> [Supplied data]:
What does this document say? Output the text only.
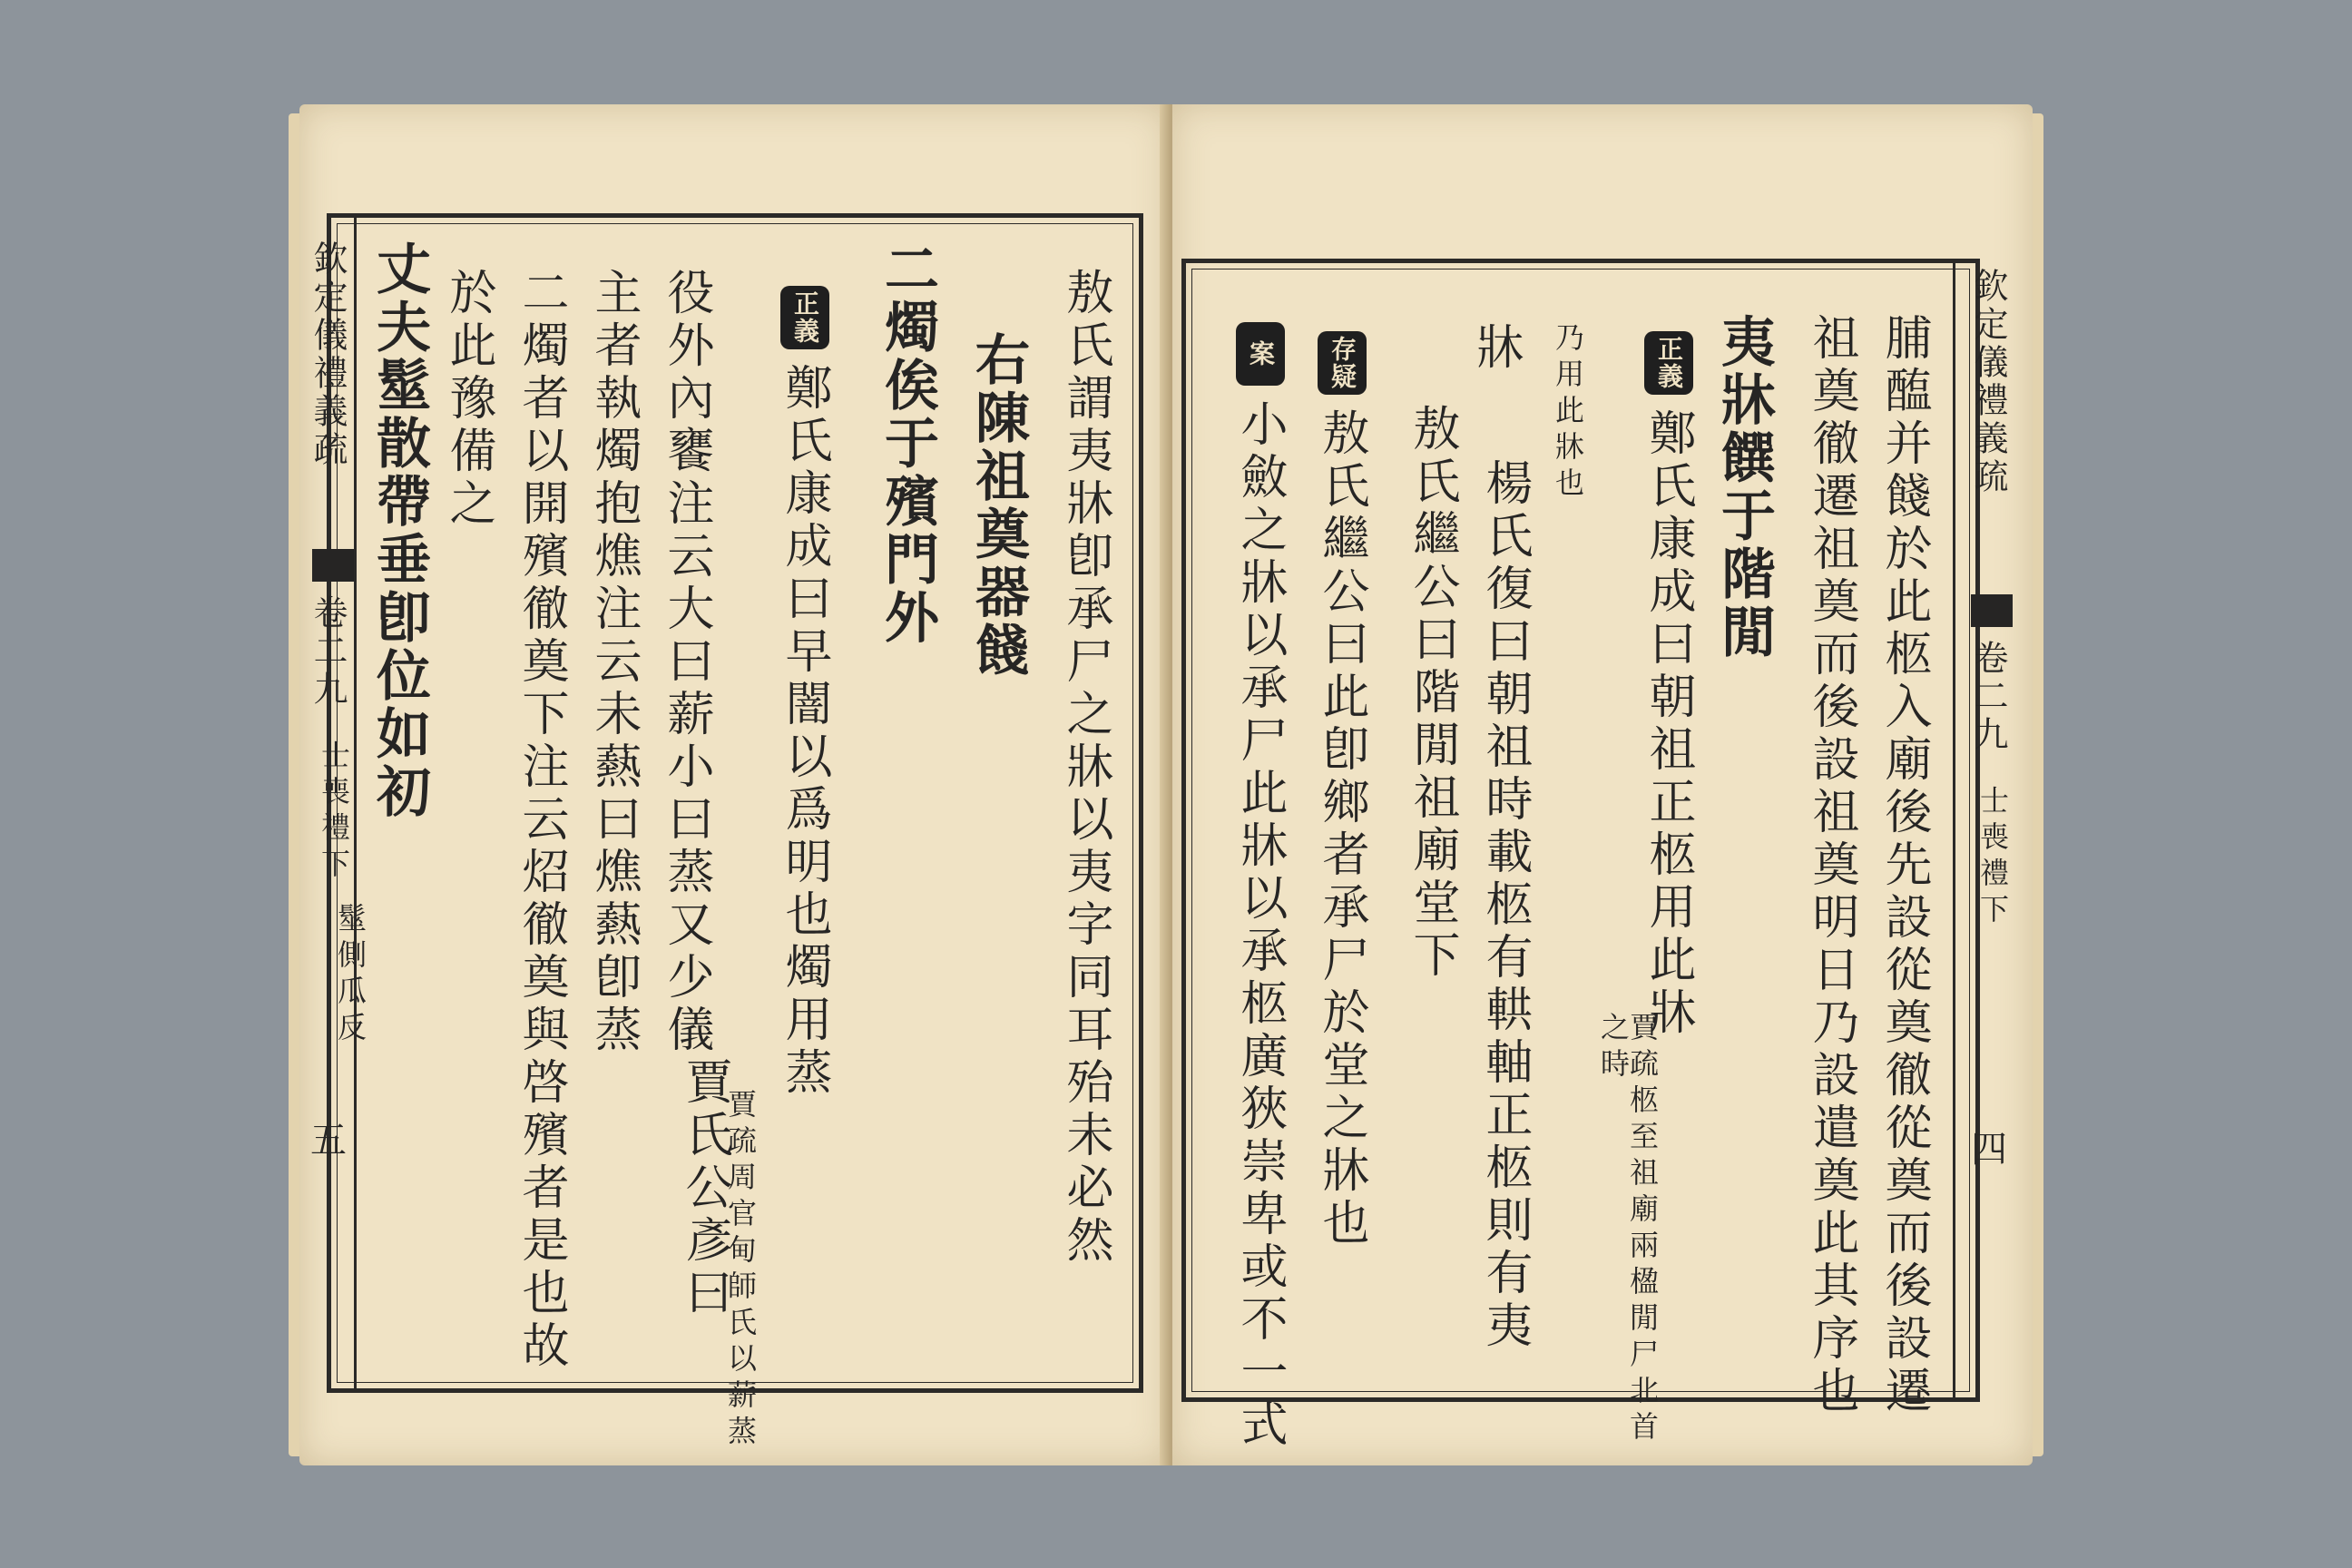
欽定儀禮義疏
卷二九
士喪禮下
五	敖氏謂夷牀卽承尸之牀以夷字同耳殆未必然
右陳祖奠器餞
二燭俟于殯門外
正義
鄭氏康成曰早闇以爲明也燭用蒸
賈疏周官甸師氏以薪蒸
役外內饔注云大曰薪小曰蒸又少儀
主者執燭抱燋注云未爇曰燋爇卽蒸
賈氏公彥曰
二燭者以開殯徹奠下注云炤徹奠與啓殯者是也故
於此豫備之
丈夫髽散帶垂卽位如初
髽側瓜反
欽定儀禮義疏
卷二九
士喪禮下
四
脯醢并餞於此柩入廟後先設從奠徹從奠而後設遷
祖奠徹遷祖奠而後設祖奠明日乃設遣奠此其序也
夷牀饌于階閒
正義
鄭氏康成曰朝祖正柩用此牀
賈疏柩至祖廟兩楹閒尸北首之時
乃用此牀也
楊氏復曰朝祖時載柩有輁軸正柩則有夷
牀
敖氏繼公曰階閒祖廟堂下
存疑
敖氏繼公曰此卽鄉者承尸於堂之牀也
案
小斂之牀以承尸此牀以承柩廣狹崇卑或不一式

> [Task prompt]: Copy the material shown above in full and exactly. Skip the pictures.

> [Correct result]:
What does this document say? Output the text only.
欽定儀禮義疏
卷二九
士喪禮下
五	敖氏謂夷牀卽承尸之牀以夷字同耳殆未必然
右陳祖奠器餞
二燭俟于殯門外
正義
鄭氏康成曰早闇以爲明也燭用蒸
賈疏周官甸師氏以薪蒸
役外內饔注云大曰薪小曰蒸又少儀
主者執燭抱燋注云未爇曰燋爇卽蒸
賈氏公彥曰
二燭者以開殯徹奠下注云炤徹奠與啓殯者是也故
於此豫備之
丈夫髽散帶垂卽位如初
髽側瓜反
欽定儀禮義疏
卷二九
士喪禮下
四
脯醢并餞於此柩入廟後先設從奠徹從奠而後設遷
祖奠徹遷祖奠而後設祖奠明日乃設遣奠此其序也
夷牀饌于階閒
正義
鄭氏康成曰朝祖正柩用此牀
賈疏柩至祖廟兩楹閒尸北首之時
乃用此牀也
楊氏復曰朝祖時載柩有輁軸正柩則有夷
牀
敖氏繼公曰階閒祖廟堂下
存疑
敖氏繼公曰此卽鄉者承尸於堂之牀也
案
小斂之牀以承尸此牀以承柩廣狹崇卑或不一式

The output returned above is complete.